### RECORD LIST:
"""

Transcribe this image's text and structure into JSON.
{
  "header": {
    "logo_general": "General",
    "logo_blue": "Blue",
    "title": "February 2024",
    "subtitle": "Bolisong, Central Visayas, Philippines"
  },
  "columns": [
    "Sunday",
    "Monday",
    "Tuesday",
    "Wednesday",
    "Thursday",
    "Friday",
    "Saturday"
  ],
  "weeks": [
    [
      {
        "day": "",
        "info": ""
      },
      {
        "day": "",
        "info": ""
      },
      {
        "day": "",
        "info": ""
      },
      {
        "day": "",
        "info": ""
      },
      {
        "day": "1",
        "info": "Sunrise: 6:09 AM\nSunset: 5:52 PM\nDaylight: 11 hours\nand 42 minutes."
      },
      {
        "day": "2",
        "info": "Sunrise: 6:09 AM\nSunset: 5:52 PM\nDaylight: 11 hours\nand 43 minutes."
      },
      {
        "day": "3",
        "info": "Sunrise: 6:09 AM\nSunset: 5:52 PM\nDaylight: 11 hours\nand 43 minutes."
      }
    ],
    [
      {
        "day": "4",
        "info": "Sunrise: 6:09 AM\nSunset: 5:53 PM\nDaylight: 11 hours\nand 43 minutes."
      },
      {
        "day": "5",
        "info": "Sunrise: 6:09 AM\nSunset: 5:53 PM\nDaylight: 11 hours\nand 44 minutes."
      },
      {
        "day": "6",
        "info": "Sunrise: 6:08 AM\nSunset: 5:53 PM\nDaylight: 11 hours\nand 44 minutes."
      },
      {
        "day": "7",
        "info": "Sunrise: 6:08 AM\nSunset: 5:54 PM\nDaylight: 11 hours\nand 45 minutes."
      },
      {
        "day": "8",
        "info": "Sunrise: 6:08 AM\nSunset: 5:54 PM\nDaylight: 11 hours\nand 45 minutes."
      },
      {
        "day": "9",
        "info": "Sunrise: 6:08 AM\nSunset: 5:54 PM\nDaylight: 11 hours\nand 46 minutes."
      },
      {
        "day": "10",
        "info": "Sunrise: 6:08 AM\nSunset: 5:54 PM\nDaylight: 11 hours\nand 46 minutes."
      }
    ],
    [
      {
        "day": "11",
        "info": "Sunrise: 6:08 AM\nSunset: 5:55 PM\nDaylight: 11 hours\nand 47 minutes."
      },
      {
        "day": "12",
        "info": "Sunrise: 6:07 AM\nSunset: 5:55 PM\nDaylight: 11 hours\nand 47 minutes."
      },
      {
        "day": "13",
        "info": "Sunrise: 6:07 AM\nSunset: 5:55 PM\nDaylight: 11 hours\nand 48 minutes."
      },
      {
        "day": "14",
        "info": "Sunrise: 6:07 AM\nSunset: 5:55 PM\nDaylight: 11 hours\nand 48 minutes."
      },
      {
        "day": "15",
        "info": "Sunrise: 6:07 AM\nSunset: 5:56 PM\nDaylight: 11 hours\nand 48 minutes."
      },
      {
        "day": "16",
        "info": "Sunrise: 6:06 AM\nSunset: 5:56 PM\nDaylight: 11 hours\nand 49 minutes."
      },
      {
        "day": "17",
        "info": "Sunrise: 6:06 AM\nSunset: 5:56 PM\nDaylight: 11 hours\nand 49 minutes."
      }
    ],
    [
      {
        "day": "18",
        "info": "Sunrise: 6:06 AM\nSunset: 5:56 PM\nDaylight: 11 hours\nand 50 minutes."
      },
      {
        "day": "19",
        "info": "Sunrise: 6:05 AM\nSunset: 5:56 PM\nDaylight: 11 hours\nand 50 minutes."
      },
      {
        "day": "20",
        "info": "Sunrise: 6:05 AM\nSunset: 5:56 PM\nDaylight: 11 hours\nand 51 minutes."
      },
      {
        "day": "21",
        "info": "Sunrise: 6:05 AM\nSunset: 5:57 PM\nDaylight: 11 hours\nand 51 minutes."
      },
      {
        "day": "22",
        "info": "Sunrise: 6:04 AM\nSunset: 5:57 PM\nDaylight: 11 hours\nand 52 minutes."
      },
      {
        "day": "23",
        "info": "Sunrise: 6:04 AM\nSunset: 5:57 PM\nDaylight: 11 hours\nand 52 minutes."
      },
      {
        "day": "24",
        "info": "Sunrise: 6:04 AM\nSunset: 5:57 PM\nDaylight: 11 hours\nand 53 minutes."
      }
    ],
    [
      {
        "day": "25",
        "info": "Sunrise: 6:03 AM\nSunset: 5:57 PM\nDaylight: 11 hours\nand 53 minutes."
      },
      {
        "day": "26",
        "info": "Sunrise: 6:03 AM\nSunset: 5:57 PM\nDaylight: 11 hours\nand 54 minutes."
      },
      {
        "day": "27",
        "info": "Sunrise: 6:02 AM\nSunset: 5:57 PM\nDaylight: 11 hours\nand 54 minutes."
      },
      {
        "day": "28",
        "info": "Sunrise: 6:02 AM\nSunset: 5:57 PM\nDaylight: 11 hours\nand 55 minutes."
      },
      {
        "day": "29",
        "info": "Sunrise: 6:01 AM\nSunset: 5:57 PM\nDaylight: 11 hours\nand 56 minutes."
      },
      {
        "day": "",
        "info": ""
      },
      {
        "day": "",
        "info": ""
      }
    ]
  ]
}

"""

### STATED GOAL:
Every entry must be output again, exactly as written above.

### TASK SOLUTION:
Transcribe this image's text and structure into JSON.
{
  "header": {
    "logo_general": "General",
    "logo_blue": "Blue",
    "title": "February 2024",
    "subtitle": "Bolisong, Central Visayas, Philippines"
  },
  "columns": [
    "Sunday",
    "Monday",
    "Tuesday",
    "Wednesday",
    "Thursday",
    "Friday",
    "Saturday"
  ],
  "weeks": [
    [
      {
        "day": "",
        "info": ""
      },
      {
        "day": "",
        "info": ""
      },
      {
        "day": "",
        "info": ""
      },
      {
        "day": "",
        "info": ""
      },
      {
        "day": "1",
        "info": "Sunrise: 6:09 AM\nSunset: 5:52 PM\nDaylight: 11 hours\nand 42 minutes."
      },
      {
        "day": "2",
        "info": "Sunrise: 6:09 AM\nSunset: 5:52 PM\nDaylight: 11 hours\nand 43 minutes."
      },
      {
        "day": "3",
        "info": "Sunrise: 6:09 AM\nSunset: 5:52 PM\nDaylight: 11 hours\nand 43 minutes."
      }
    ],
    [
      {
        "day": "4",
        "info": "Sunrise: 6:09 AM\nSunset: 5:53 PM\nDaylight: 11 hours\nand 43 minutes."
      },
      {
        "day": "5",
        "info": "Sunrise: 6:09 AM\nSunset: 5:53 PM\nDaylight: 11 hours\nand 44 minutes."
      },
      {
        "day": "6",
        "info": "Sunrise: 6:08 AM\nSunset: 5:53 PM\nDaylight: 11 hours\nand 44 minutes."
      },
      {
        "day": "7",
        "info": "Sunrise: 6:08 AM\nSunset: 5:54 PM\nDaylight: 11 hours\nand 45 minutes."
      },
      {
        "day": "8",
        "info": "Sunrise: 6:08 AM\nSunset: 5:54 PM\nDaylight: 11 hours\nand 45 minutes."
      },
      {
        "day": "9",
        "info": "Sunrise: 6:08 AM\nSunset: 5:54 PM\nDaylight: 11 hours\nand 46 minutes."
      },
      {
        "day": "10",
        "info": "Sunrise: 6:08 AM\nSunset: 5:54 PM\nDaylight: 11 hours\nand 46 minutes."
      }
    ],
    [
      {
        "day": "11",
        "info": "Sunrise: 6:08 AM\nSunset: 5:55 PM\nDaylight: 11 hours\nand 47 minutes."
      },
      {
        "day": "12",
        "info": "Sunrise: 6:07 AM\nSunset: 5:55 PM\nDaylight: 11 hours\nand 47 minutes."
      },
      {
        "day": "13",
        "info": "Sunrise: 6:07 AM\nSunset: 5:55 PM\nDaylight: 11 hours\nand 48 minutes."
      },
      {
        "day": "14",
        "info": "Sunrise: 6:07 AM\nSunset: 5:55 PM\nDaylight: 11 hours\nand 48 minutes."
      },
      {
        "day": "15",
        "info": "Sunrise: 6:07 AM\nSunset: 5:56 PM\nDaylight: 11 hours\nand 48 minutes."
      },
      {
        "day": "16",
        "info": "Sunrise: 6:06 AM\nSunset: 5:56 PM\nDaylight: 11 hours\nand 49 minutes."
      },
      {
        "day": "17",
        "info": "Sunrise: 6:06 AM\nSunset: 5:56 PM\nDaylight: 11 hours\nand 49 minutes."
      }
    ],
    [
      {
        "day": "18",
        "info": "Sunrise: 6:06 AM\nSunset: 5:56 PM\nDaylight: 11 hours\nand 50 minutes."
      },
      {
        "day": "19",
        "info": "Sunrise: 6:05 AM\nSunset: 5:56 PM\nDaylight: 11 hours\nand 50 minutes."
      },
      {
        "day": "20",
        "info": "Sunrise: 6:05 AM\nSunset: 5:56 PM\nDaylight: 11 hours\nand 51 minutes."
      },
      {
        "day": "21",
        "info": "Sunrise: 6:05 AM\nSunset: 5:57 PM\nDaylight: 11 hours\nand 51 minutes."
      },
      {
        "day": "22",
        "info": "Sunrise: 6:04 AM\nSunset: 5:57 PM\nDaylight: 11 hours\nand 52 minutes."
      },
      {
        "day": "23",
        "info": "Sunrise: 6:04 AM\nSunset: 5:57 PM\nDaylight: 11 hours\nand 52 minutes."
      },
      {
        "day": "24",
        "info": "Sunrise: 6:04 AM\nSunset: 5:57 PM\nDaylight: 11 hours\nand 53 minutes."
      }
    ],
    [
      {
        "day": "25",
        "info": "Sunrise: 6:03 AM\nSunset: 5:57 PM\nDaylight: 11 hours\nand 53 minutes."
      },
      {
        "day": "26",
        "info": "Sunrise: 6:03 AM\nSunset: 5:57 PM\nDaylight: 11 hours\nand 54 minutes."
      },
      {
        "day": "27",
        "info": "Sunrise: 6:02 AM\nSunset: 5:57 PM\nDaylight: 11 hours\nand 54 minutes."
      },
      {
        "day": "28",
        "info": "Sunrise: 6:02 AM\nSunset: 5:57 PM\nDaylight: 11 hours\nand 55 minutes."
      },
      {
        "day": "29",
        "info": "Sunrise: 6:01 AM\nSunset: 5:57 PM\nDaylight: 11 hours\nand 56 minutes."
      },
      {
        "day": "",
        "info": ""
      },
      {
        "day": "",
        "info": ""
      }
    ]
  ]
}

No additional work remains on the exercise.